---- Source text
The communication bore 30 may be formed of two separate bores, instead of being divided by the partition wall 31, as shown in FIG. 9. Further, although in the illustrated embodiment the spaces 18, 18 of the cylinder block constituent pieces 3a, 3b are in communication with each other through the communication bore 30, alternatively the communication bore 30 may be removed so that the high pressure medium chambers 32, 32 and the low pressure medium chambers 33, 33 may be used merely as chambers in which medium is temporarily stored, as shown in FIG. 9.
Of the spaces 18, 19, 20, the two spaces 19, 20 which are located at lower portions of the cylinder block 3 are in communication with a swash chamber 5 in which the swash plate 1 is arranged and which is formed within the cylinder block 3 at its central portion. These spaces 19, 20 and a lower portion of the swash plate chamber 5 form an oil reservoir 29. Since the oil reservoir 29 is thus formed of the lower portion of the swash plate chamber 5 and the two spaces 19, 20, it has an increased volume as compared with the oil reservoir provided in the conventional swash-plate type compressor, to obtain an increased oil storing capacity. In addition, since the lower spaces 19, 20 are located at right and left locations in a lower portion of each constituent piece 3a or 3b so that the uppermost portions of the spaces 19, 20 are substantially on the same level with the drive shaft 2, the oil level L in the oil reservoir 29 can be elevated up to the level of the drive shaft 2. Therefore, the thrust bearings 7, 8, the radial bearings 9, 10, the piston 21 received within the lower cylinder bore 17, and the balls 24, 25 and shoes 26, 27 interposed between this piston 21 and the swash plate 1 are wholly or partially submerged in the lubricating oil in the oil reservoir 29, permitting these parts to be directly lubricated, with no need of supplying oily mist thereto which is produced by the rotation of the swash plate 1.
A front cylinder head 13 and a rear cylinder head 14 are rigidly mounted on the opposite ends of the cylinder block 3 with front and rear valve plates 11, 12 intervening, respectively, between the front cylinder head 13 and the cylinder block 3 and between the rear cylinder head 14 and the cylinder block 3.
--------
---- Rows
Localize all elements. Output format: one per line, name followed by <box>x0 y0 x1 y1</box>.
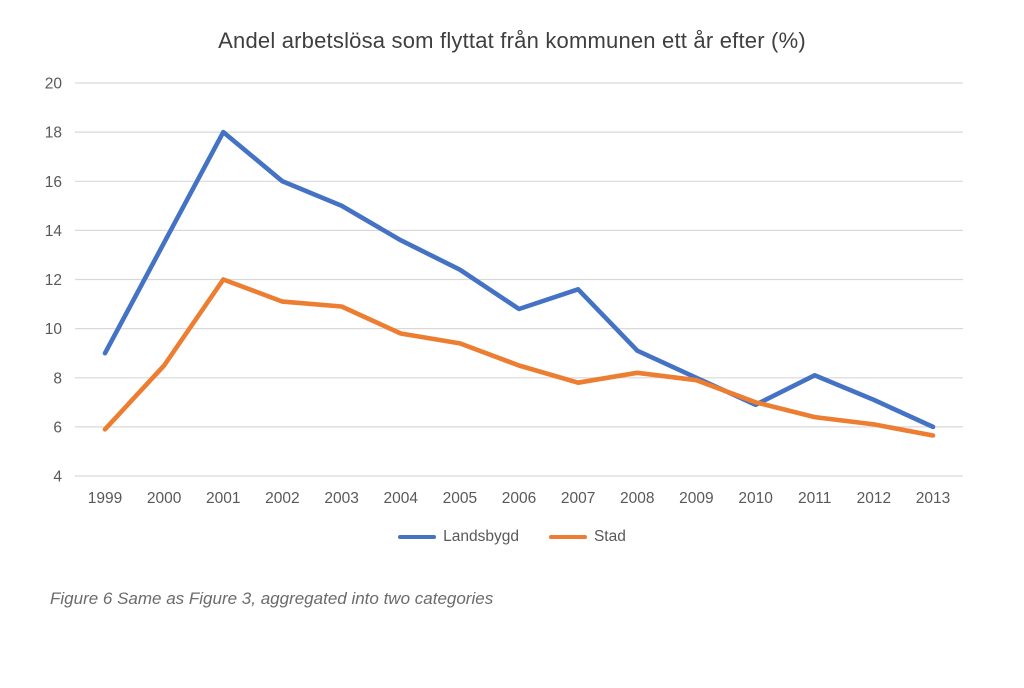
y-tick-label: 20 <box>45 76 63 93</box>
y-tick-label: 6 <box>53 419 62 436</box>
series-line-landsbygd <box>102 129 936 430</box>
x-tick-label: 2010 <box>738 490 773 507</box>
legend-label-landsbygd: Landsbygd <box>443 528 519 545</box>
chart-title: Andel arbetslösa som flyttat från kommun… <box>218 28 806 53</box>
legend-item-landsbygd: Landsbygd <box>398 528 519 546</box>
x-tick-label: 2013 <box>916 490 950 507</box>
y-tick-label: 10 <box>45 321 63 338</box>
x-tick-label: 2001 <box>206 490 240 507</box>
y-tick-label: 18 <box>45 125 62 142</box>
y-tick-label: 16 <box>45 174 62 191</box>
y-tick-label: 14 <box>45 223 63 240</box>
chart-legend: Landsbygd Stad <box>0 528 1024 546</box>
x-tick-label: 2009 <box>679 490 713 507</box>
legend-item-stad: Stad <box>548 528 626 546</box>
x-tick-label: 2007 <box>561 490 595 507</box>
x-tick-label: 2005 <box>443 490 477 507</box>
landsbygd-line-swatch <box>398 534 437 540</box>
stad-line-swatch <box>548 534 587 540</box>
x-tick-label: 2002 <box>265 490 299 507</box>
x-tick-label: 2003 <box>324 490 358 507</box>
x-tick-label: 2004 <box>383 490 418 507</box>
legend-label-stad: Stad <box>593 528 626 545</box>
x-tick-label: 2006 <box>502 490 536 507</box>
x-tick-label: 2008 <box>620 490 654 507</box>
y-tick-label: 4 <box>53 469 62 486</box>
line-chart: 20 18 16 14 12 10 8 6 4 1999 2000 2001 2002 2003 2004 2… <box>45 76 963 507</box>
y-tick-label: 8 <box>53 370 62 387</box>
x-tick-label: 2012 <box>857 490 891 507</box>
series-line-stad <box>102 277 936 438</box>
x-tick-label: 1999 <box>88 490 122 507</box>
x-tick-label: 2011 <box>798 490 831 507</box>
x-tick-label: 2000 <box>147 490 182 507</box>
y-tick-label: 12 <box>45 272 62 289</box>
figure-caption: Figure 6 Same as Figure 3, aggregated in… <box>50 589 494 608</box>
--------
Your tasks:
**A.** Rewrite the compressor passage starting at "A front cylinder" and ending at "cylinder block 3.", with "valve plates" changed to "port plates".
**B.** Please answer these questions from the compressor passage:
(i) Instead of being divided by the partition wall 31, what may the communication bore 30 be formed of?
(ii) Up to what level can the oil level L in the oil reservoir 29 be elevated?
(iii) What is rigidly mounted on the opposite ends of the cylinder block 3?
The listing has no connection to the compressor passage.

In response:
**A.**
A front cylinder head 13 and a rear cylinder head 14 are rigidly mounted on the opposite ends of the cylinder block 3 with front and rear port plates 11, 12 intervening, respectively, between the front cylinder head 13 and the cylinder block 3 and between the rear cylinder head 14 and the cylinder block 3.

**B.**
(i) Two separate bores.
(ii) The level of the drive shaft 2.
(iii) A front cylinder head 13 and a rear cylinder head 14.